■ Exercise goal: Pick out every line in the data below that holds "gave".

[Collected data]
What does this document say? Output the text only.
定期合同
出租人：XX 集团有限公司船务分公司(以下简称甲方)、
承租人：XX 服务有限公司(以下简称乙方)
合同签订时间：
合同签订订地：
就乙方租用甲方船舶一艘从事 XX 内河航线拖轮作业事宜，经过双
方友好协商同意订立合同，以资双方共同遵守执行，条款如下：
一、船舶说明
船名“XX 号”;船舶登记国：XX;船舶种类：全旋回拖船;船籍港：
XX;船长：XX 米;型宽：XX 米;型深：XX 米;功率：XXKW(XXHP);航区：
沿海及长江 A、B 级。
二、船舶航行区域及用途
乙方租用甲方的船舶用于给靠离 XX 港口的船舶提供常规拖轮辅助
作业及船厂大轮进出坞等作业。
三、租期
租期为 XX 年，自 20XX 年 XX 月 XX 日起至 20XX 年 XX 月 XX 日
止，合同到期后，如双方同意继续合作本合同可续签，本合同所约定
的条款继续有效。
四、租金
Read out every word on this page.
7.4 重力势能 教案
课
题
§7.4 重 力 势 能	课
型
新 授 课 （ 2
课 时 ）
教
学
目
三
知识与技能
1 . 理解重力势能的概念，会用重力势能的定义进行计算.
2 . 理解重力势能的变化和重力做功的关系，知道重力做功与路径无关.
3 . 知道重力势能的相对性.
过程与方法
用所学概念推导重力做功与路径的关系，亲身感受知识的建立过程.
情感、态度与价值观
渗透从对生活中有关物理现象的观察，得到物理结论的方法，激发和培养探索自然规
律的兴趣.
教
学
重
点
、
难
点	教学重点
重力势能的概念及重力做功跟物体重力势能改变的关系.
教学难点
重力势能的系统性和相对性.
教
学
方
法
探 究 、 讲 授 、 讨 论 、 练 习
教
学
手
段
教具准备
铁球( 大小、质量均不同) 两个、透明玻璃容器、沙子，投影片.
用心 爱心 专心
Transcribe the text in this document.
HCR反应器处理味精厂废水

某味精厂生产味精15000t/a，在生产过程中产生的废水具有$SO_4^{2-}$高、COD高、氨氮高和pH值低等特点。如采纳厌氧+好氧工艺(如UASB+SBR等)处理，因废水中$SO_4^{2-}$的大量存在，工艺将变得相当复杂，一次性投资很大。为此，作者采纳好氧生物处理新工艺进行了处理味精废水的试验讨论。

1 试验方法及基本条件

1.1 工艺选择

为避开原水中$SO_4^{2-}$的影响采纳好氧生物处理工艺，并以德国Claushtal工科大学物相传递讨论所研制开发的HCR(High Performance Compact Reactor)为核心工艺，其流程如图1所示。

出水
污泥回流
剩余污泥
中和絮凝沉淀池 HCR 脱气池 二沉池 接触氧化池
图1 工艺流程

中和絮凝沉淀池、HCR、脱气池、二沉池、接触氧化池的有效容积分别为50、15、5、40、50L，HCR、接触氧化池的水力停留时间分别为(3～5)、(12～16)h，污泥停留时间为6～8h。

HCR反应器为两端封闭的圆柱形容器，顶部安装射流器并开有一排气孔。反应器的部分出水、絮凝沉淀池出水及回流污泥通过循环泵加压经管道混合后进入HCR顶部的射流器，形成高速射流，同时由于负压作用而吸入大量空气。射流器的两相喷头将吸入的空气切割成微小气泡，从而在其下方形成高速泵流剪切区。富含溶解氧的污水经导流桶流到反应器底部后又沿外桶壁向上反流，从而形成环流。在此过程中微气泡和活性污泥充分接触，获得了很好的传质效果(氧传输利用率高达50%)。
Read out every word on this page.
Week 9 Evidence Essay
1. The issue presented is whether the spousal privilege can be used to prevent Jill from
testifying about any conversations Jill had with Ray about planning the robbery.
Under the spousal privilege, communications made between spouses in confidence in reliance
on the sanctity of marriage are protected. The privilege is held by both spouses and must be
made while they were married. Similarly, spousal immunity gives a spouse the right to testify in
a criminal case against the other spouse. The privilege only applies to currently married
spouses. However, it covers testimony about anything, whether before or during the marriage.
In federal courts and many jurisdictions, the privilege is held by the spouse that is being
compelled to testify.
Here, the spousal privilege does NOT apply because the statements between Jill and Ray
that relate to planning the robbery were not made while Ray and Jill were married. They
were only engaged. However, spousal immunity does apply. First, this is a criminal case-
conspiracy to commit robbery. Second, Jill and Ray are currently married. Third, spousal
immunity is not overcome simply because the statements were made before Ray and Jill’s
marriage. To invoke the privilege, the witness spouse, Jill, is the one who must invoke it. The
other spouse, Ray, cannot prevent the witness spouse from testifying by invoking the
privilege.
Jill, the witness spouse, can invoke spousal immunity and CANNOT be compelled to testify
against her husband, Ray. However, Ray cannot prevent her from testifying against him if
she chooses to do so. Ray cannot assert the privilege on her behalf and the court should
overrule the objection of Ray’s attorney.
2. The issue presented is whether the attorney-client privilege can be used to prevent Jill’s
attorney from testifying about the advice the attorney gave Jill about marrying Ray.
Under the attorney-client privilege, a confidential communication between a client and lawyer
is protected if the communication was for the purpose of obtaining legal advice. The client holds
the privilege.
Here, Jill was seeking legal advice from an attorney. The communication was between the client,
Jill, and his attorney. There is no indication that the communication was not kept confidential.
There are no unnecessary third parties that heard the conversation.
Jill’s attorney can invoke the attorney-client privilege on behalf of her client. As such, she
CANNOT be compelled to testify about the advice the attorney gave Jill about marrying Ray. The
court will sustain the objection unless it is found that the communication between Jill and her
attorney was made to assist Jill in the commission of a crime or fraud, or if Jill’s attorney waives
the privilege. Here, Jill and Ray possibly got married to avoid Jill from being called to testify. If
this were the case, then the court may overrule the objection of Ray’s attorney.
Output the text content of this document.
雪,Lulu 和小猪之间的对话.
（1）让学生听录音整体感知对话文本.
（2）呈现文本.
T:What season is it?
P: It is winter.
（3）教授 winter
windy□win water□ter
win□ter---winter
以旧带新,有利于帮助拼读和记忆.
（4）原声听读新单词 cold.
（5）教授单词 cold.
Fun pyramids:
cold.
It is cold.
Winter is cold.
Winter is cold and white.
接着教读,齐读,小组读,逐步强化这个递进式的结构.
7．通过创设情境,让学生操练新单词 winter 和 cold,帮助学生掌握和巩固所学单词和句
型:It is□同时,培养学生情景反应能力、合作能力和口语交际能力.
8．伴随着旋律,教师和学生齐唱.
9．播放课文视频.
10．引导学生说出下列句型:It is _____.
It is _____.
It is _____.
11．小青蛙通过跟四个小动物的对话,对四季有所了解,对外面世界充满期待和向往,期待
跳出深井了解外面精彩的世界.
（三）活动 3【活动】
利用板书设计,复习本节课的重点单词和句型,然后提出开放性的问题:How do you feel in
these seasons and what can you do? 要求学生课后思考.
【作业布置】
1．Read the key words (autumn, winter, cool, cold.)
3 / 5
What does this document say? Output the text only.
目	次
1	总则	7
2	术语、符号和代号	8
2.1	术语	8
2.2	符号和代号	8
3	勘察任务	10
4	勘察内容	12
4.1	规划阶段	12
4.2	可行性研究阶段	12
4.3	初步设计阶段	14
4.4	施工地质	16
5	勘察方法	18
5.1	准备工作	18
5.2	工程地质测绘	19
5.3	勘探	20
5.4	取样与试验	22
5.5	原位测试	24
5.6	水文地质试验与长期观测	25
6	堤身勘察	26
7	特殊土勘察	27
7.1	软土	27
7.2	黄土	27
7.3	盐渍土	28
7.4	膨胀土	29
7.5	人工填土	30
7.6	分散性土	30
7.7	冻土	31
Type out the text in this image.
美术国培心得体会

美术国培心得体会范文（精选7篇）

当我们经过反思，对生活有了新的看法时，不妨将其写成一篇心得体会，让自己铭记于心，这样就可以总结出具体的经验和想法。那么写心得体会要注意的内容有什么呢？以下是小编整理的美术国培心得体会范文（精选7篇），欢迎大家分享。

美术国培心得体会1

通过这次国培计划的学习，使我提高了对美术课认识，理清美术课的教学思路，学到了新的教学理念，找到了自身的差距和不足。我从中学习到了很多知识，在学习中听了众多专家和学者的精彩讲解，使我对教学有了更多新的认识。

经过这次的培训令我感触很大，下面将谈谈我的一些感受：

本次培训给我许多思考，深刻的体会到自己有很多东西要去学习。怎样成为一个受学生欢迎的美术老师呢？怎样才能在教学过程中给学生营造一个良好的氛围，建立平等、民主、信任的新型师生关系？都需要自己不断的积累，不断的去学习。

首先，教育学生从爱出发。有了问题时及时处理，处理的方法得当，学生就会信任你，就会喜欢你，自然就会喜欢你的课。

■ The result:
attorney from testifying about the advice the attorney gave Jill about marrying Ray.
CANNOT be compelled to testify about the advice the attorney gave Jill about marrying Ray. The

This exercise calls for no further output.